-------- Extracted information

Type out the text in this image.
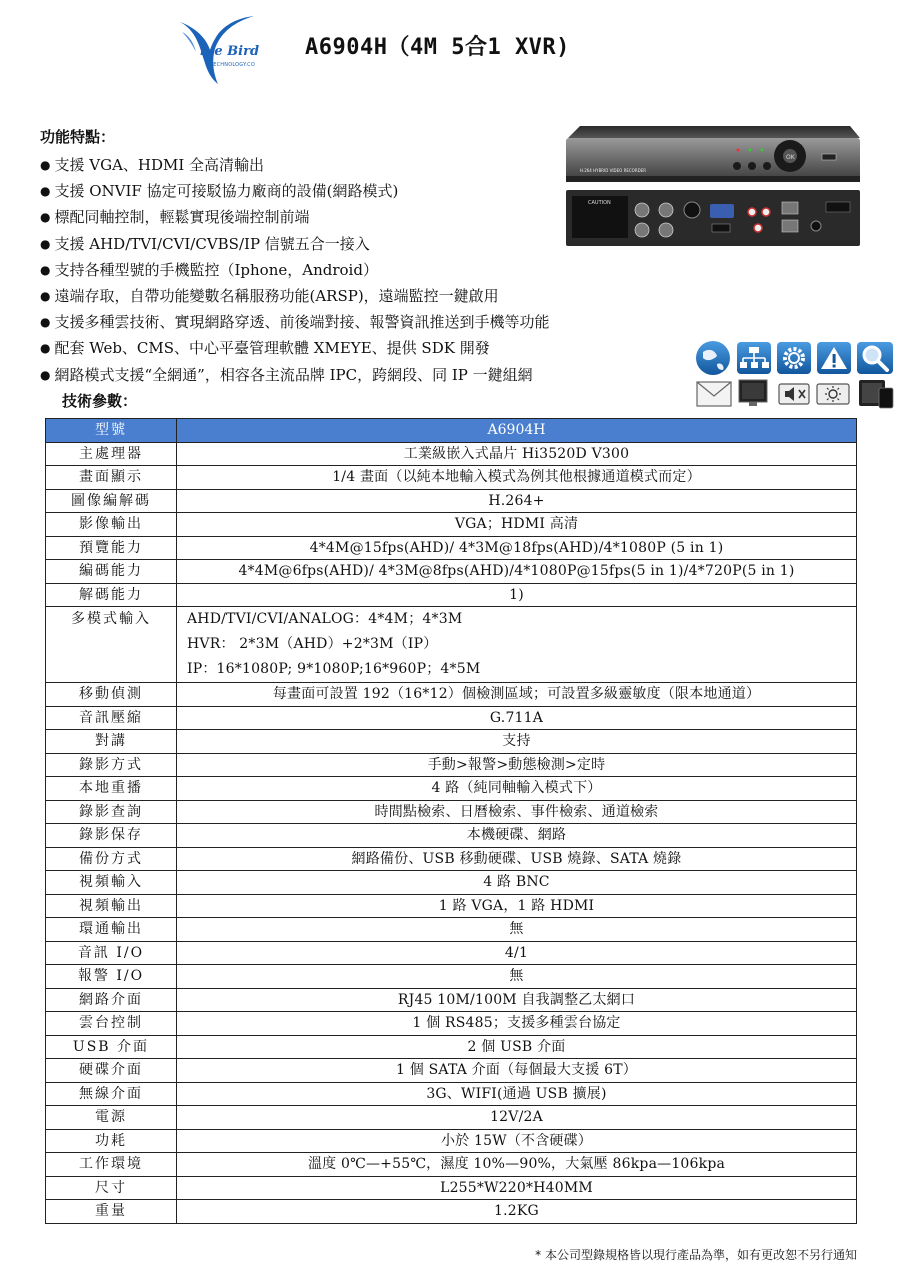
lue Bird
TECHNOLOGY.CO
A6904H（4M 5合1 XVR)
功能特點：
● 支援 VGA、HDMI 全高清輸出
● 支援 ONVIF 協定可接駁協力廠商的設備(網路模式)
● 標配同軸控制，輕鬆實現後端控制前端
● 支援 AHD/TVI/CVI/CVBS/IP 信號五合一接入
● 支持各種型號的手機監控（Iphone，Android）
● 遠端存取，自帶功能變數名稱服務功能(ARSP)，遠端監控一鍵啟用
● 支援多種雲技術、實現網路穿透、前後端對接、報警資訊推送到手機等功能
● 配套 Web、CMS、中心平臺管理軟體 XMEYE、提供 SDK 開發
● 網路模式支援“全網通”，相容各主流品牌 IPC，跨網段、同 IP 一鍵組網
H.264 HYBRID VIDEO RECORDER
OK
CAUTION
技術參數：
型號	A6904H
主處理器	工業級嵌入式晶片 Hi3520D V300
畫面顯示	1/4 畫面（以純本地輸入模式為例其他根據通道模式而定）
圖像編解碼	H.264+
影像輸出	VGA；HDMI 高清
預覽能力	4*4M@15fps(AHD)/ 4*3M@18fps(AHD)/4*1080P (5 in 1)
編碼能力	4*4M@6fps(AHD)/ 4*3M@8fps(AHD)/4*1080P@15fps(5 in 1)/4*720P(5 in 1)
解碼能力	1)
多模式輸入	AHD/TVI/CVI/ANALOG：4*4M；4*3M
HVR： 2*3M（AHD）+2*3M（IP）
IP：16*1080P; 9*1080P;16*960P；4*5M

移動偵測	每畫面可設置 192（16*12）個檢測區域；可設置多級靈敏度（限本地通道）
音訊壓縮	G.711A
對講	支持
錄影方式	手動>報警>動態檢測>定時
本地重播	4 路（純同軸輸入模式下）
錄影查詢	時間點檢索、日曆檢索、事件檢索、通道檢索
錄影保存	本機硬碟、網路
備份方式	網路備份、USB 移動硬碟、USB 燒錄、SATA 燒錄
視頻輸入	4 路 BNC
視頻輸出	1 路 VGA，1 路 HDMI
環通輸出	無
音訊 I/O	4/1
報警 I/O	無
網路介面	RJ45 10M/100M 自我調整乙太網口
雲台控制	1 個 RS485；支援多種雲台協定
USB 介面	2 個 USB 介面
硬碟介面	1 個 SATA 介面（每個最大支援 6T）
無線介面	3G、WIFI(通過 USB 擴展)
電源	12V/2A
功耗	小於 15W（不含硬碟）
工作環境	溫度 0℃—+55℃，濕度 10%—90%，大氣壓 86kpa—106kpa
尺寸	L255*W220*H40MM
重量	1.2KG
* 本公司型錄規格皆以現行產品為準，如有更改恕不另行通知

----------------

Look above for every line with the word "HDMI" and copy it.

● 支援 VGA、HDMI 全高清輸出
影像輸出	VGA；HDMI 高清
視頻輸出	1 路 VGA，1 路 HDMI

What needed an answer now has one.